- [WHAT IS ASKED]:
Print, with no changes, the listing lines between the line holding "Patent image size: (752, 644)." and the line holding "The fan blade 40 is at (415, 297).", inclusive.

- [PROVIDED MATERIAL]:
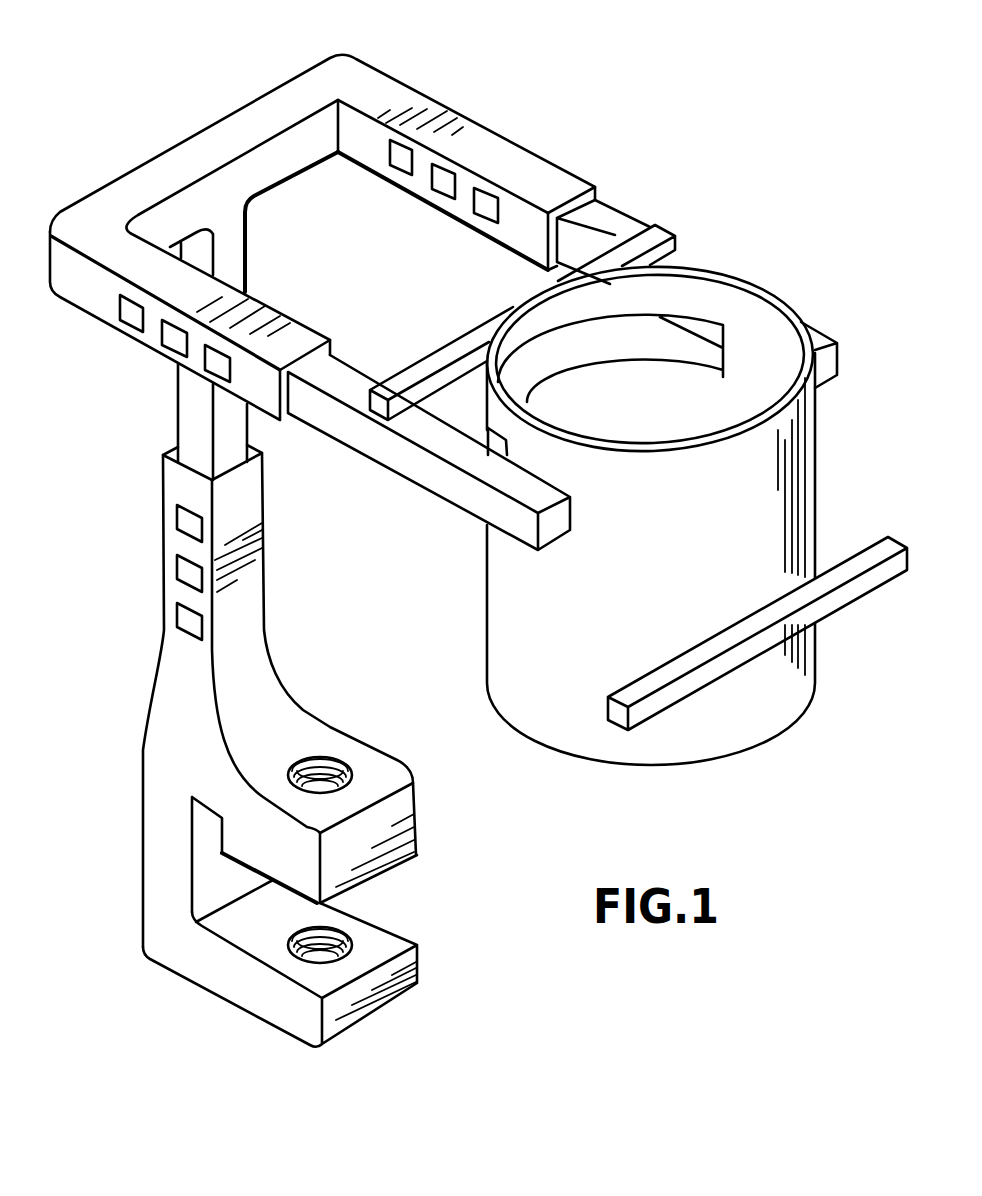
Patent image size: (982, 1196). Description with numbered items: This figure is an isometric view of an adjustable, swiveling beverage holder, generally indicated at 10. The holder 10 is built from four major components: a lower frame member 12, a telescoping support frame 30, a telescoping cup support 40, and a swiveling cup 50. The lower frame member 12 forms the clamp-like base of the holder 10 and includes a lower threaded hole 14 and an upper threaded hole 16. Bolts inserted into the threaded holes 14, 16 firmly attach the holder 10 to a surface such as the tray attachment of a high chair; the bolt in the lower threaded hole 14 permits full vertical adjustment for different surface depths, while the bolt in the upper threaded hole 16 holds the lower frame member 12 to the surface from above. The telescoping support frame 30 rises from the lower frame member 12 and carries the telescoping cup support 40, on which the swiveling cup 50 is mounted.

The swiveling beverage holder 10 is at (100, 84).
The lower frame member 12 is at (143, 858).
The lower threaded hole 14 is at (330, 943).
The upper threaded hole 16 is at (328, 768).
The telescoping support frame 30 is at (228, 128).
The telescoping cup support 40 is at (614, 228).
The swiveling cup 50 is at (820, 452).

---

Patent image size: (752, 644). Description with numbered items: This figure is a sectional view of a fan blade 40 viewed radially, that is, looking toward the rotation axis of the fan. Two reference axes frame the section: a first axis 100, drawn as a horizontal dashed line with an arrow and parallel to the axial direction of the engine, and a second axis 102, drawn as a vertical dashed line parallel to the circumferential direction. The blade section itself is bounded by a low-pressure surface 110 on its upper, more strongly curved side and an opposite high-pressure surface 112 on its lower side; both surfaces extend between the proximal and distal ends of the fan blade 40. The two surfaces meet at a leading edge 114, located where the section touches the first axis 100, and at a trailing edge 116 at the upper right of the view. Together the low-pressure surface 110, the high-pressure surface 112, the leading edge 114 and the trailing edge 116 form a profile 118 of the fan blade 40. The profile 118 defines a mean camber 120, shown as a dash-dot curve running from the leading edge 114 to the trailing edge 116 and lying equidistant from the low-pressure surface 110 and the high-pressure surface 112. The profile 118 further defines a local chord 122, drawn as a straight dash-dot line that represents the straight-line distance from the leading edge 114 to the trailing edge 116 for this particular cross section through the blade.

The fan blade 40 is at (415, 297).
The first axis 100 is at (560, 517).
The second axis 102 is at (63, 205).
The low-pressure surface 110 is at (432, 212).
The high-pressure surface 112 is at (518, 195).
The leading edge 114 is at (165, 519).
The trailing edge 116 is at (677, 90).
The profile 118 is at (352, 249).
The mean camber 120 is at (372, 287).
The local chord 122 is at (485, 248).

- [ANSWER BELOW]:
Patent image size: (752, 644). Description with numbered items: This figure is a sectional view of a fan blade 40 viewed radially, that is, looking toward the rotation axis of the fan. Two reference axes frame the section: a first axis 100, drawn as a horizontal dashed line with an arrow and parallel to the axial direction of the engine, and a second axis 102, drawn as a vertical dashed line parallel to the circumferential direction. The blade section itself is bounded by a low-pressure surface 110 on its upper, more strongly curved side and an opposite high-pressure surface 112 on its lower side; both surfaces extend between the proximal and distal ends of the fan blade 40. The two surfaces meet at a leading edge 114, located where the section touches the first axis 100, and at a trailing edge 116 at the upper right of the view. Together the low-pressure surface 110, the high-pressure surface 112, the leading edge 114 and the trailing edge 116 form a profile 118 of the fan blade 40. The profile 118 defines a mean camber 120, shown as a dash-dot curve running from the leading edge 114 to the trailing edge 116 and lying equidistant from the low-pressure surface 110 and the high-pressure surface 112. The profile 118 further defines a local chord 122, drawn as a straight dash-dot line that represents the straight-line distance from the leading edge 114 to the trailing edge 116 for this particular cross section through the blade.

The fan blade 40 is at (415, 297).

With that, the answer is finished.